Given task | Go through the lines below and copy each one that holds the string "levels".

Working data |

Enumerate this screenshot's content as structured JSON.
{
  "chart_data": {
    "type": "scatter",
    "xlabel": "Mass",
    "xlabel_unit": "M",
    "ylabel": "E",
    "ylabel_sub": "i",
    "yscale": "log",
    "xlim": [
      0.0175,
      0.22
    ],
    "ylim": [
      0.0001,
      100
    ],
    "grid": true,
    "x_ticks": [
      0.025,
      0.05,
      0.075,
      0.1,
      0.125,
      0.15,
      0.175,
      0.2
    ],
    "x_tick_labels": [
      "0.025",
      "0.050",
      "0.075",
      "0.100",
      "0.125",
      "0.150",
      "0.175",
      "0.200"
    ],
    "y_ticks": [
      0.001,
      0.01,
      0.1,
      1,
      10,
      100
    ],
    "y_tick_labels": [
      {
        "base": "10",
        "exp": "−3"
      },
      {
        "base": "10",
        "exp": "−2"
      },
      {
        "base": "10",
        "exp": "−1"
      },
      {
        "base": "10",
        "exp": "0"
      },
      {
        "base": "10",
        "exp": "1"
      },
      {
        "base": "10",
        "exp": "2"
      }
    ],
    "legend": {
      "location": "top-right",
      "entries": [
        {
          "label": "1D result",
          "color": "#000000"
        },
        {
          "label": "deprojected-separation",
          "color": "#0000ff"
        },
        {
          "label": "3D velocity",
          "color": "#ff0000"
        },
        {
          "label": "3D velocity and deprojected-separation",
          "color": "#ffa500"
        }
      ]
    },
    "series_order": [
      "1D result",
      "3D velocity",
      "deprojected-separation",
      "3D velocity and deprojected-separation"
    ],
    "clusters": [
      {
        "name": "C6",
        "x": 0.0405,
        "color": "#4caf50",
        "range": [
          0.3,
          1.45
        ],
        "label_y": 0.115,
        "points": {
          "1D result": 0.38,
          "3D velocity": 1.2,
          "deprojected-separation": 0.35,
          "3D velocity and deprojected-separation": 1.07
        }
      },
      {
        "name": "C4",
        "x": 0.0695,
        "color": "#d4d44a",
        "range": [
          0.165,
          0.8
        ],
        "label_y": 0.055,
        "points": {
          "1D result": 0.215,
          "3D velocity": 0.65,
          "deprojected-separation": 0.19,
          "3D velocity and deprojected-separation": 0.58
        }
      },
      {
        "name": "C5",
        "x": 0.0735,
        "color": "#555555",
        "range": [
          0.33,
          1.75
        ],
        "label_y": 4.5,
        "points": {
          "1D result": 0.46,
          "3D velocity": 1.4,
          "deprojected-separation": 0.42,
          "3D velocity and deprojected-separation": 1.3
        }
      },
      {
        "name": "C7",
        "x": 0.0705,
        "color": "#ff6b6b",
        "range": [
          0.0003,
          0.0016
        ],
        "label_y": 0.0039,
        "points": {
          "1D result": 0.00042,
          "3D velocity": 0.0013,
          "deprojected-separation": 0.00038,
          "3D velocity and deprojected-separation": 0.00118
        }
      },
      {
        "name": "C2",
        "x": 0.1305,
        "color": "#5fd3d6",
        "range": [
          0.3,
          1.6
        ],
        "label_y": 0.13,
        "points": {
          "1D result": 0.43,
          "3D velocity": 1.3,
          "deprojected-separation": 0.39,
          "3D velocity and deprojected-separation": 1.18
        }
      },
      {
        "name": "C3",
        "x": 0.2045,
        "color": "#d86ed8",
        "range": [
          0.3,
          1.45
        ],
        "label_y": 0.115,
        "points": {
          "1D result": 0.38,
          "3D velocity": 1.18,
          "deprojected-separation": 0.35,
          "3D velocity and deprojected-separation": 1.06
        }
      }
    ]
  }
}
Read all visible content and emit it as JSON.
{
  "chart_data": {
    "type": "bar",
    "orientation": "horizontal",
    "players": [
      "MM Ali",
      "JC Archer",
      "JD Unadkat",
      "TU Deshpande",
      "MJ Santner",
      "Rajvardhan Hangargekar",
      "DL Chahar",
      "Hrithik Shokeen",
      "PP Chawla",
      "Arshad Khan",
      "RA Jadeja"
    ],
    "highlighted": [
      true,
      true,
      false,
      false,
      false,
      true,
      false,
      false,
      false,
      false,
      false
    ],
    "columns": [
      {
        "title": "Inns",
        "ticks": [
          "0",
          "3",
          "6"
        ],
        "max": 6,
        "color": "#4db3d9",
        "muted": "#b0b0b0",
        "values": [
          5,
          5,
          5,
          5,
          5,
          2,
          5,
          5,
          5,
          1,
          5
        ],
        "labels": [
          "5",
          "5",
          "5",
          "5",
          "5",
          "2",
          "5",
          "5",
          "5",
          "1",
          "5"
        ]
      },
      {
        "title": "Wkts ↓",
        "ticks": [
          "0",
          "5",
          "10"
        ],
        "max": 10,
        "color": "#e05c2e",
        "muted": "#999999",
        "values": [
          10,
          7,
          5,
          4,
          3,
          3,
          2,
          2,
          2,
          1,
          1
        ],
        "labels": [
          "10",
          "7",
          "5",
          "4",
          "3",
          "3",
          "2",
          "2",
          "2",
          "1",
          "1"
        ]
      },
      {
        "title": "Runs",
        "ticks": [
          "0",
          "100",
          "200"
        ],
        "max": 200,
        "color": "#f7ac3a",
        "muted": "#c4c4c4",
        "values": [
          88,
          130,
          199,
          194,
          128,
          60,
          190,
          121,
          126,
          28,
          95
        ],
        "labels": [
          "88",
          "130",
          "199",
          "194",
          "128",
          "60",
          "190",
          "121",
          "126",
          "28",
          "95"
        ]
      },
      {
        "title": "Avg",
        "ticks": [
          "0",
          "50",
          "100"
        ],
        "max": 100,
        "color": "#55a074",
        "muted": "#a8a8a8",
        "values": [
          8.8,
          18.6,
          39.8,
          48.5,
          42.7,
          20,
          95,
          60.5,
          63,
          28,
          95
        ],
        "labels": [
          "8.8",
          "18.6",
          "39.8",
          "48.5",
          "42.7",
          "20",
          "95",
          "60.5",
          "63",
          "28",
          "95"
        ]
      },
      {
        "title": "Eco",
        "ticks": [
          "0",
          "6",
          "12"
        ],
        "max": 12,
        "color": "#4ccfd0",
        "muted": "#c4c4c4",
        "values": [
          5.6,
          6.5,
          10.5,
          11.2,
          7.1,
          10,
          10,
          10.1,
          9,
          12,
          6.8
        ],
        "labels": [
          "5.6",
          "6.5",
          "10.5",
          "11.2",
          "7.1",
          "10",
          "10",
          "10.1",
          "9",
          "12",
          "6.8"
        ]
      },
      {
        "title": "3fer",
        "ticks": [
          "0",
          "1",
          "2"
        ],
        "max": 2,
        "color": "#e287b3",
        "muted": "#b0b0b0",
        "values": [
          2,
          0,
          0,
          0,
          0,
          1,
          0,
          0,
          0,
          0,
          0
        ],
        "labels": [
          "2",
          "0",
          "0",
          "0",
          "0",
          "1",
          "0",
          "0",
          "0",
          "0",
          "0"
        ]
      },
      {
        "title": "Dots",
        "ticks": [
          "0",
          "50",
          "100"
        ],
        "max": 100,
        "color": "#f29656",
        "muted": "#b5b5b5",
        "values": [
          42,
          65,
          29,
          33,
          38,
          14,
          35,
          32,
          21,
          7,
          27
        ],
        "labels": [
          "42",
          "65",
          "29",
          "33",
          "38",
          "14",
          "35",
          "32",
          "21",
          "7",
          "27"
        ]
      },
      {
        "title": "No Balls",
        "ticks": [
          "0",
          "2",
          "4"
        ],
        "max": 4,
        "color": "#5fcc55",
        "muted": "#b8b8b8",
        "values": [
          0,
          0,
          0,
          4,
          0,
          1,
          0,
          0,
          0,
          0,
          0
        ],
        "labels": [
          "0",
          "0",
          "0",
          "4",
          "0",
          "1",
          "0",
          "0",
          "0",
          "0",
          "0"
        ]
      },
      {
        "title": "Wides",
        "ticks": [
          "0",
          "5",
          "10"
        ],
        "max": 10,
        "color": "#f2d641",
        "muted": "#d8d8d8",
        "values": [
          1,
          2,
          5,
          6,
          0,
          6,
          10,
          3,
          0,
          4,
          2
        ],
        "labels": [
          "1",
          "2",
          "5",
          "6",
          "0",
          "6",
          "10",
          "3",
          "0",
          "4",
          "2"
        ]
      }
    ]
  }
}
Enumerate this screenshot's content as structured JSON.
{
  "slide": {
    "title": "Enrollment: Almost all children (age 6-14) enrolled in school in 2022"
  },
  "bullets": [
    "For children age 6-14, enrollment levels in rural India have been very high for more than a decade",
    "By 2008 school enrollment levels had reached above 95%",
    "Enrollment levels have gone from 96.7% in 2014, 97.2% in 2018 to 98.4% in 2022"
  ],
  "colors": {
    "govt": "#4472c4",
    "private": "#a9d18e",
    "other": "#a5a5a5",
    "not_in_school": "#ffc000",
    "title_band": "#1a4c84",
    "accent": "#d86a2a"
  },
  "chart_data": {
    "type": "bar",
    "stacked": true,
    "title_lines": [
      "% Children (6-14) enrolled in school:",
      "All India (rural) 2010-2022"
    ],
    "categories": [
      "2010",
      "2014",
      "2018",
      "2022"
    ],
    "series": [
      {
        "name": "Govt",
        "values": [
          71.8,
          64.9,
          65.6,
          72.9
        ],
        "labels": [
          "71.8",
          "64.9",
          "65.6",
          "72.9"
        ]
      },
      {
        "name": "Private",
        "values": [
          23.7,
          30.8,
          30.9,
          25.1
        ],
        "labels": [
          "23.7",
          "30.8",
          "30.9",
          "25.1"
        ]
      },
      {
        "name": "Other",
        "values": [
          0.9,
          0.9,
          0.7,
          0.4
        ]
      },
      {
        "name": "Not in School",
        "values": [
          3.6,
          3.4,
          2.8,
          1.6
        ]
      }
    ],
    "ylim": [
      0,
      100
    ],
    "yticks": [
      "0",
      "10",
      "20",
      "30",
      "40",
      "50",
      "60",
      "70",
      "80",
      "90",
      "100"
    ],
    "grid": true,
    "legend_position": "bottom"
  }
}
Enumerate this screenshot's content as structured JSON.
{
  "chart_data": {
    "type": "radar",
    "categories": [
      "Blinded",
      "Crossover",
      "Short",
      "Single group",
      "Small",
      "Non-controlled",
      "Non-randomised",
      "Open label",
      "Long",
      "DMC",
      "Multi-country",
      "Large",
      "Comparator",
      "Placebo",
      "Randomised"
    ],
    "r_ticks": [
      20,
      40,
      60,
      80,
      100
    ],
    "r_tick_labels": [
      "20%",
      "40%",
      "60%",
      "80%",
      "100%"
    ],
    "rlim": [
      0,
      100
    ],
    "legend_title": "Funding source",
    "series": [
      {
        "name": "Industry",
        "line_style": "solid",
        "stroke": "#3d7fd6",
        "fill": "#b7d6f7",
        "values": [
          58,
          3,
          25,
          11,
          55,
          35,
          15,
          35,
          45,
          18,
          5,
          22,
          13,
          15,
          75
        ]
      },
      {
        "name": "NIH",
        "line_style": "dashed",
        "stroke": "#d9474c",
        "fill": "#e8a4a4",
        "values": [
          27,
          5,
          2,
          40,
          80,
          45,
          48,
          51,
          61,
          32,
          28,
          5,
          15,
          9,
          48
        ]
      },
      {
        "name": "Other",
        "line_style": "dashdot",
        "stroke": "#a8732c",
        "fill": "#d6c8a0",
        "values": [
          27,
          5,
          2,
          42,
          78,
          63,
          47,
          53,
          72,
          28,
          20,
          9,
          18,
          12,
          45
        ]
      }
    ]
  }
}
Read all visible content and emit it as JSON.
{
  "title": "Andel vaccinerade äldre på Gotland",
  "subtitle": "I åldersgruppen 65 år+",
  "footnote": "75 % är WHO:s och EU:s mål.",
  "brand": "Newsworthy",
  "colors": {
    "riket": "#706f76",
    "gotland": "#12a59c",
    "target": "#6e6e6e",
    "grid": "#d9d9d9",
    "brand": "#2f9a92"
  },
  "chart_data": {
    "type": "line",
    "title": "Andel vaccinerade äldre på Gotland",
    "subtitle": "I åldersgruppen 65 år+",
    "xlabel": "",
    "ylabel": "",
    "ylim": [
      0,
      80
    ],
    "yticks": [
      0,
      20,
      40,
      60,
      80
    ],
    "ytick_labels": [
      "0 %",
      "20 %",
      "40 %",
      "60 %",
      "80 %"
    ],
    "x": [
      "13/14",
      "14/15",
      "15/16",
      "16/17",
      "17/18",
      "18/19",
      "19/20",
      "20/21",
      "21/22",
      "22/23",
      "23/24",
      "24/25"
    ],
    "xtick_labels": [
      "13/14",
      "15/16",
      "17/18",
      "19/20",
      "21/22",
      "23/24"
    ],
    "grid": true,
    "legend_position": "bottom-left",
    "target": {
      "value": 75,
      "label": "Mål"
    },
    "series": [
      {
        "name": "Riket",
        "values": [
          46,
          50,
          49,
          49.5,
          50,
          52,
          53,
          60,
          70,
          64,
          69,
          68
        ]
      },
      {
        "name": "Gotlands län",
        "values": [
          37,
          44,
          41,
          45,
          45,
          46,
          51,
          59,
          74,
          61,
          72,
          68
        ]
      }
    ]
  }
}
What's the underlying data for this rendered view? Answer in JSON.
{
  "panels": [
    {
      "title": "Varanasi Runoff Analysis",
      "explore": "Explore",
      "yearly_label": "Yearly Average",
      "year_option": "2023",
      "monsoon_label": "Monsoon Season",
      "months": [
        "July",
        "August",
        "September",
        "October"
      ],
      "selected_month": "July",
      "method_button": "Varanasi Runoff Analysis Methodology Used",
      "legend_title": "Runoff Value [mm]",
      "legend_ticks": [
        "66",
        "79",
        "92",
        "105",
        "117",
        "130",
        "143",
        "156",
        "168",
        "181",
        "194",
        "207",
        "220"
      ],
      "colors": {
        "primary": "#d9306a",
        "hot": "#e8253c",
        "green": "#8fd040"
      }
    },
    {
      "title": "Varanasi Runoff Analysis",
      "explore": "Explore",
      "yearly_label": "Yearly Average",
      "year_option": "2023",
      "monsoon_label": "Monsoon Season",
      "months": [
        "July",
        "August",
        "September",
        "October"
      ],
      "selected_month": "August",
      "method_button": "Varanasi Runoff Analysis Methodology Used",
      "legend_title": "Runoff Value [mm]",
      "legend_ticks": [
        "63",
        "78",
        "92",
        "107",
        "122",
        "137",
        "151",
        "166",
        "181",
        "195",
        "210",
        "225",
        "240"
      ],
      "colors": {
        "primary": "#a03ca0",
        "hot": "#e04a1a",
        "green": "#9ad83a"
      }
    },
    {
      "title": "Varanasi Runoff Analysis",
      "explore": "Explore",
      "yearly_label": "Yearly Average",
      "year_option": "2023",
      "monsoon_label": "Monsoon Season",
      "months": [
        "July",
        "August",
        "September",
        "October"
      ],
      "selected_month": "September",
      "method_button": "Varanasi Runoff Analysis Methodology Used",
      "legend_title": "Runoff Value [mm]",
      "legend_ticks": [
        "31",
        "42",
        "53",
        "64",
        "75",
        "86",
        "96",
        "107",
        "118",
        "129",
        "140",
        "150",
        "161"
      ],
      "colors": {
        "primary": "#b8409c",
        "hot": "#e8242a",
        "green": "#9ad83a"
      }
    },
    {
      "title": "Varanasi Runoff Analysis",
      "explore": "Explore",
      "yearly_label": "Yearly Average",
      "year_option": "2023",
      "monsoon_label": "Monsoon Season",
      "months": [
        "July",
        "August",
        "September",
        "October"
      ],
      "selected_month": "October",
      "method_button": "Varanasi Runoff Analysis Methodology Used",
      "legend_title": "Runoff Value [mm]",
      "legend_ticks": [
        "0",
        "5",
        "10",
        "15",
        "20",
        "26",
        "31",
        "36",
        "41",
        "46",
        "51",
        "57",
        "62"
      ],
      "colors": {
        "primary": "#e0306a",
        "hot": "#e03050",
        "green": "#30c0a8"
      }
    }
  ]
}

The solution |
    "For children age 6-14, enrollment levels in rural India have been very high for more than a decade",
    "By 2008 school enrollment levels had reached above 95%",
    "Enrollment levels have gone from 96.7% in 2014, 97.2% in 2018 to 98.4% in 2022"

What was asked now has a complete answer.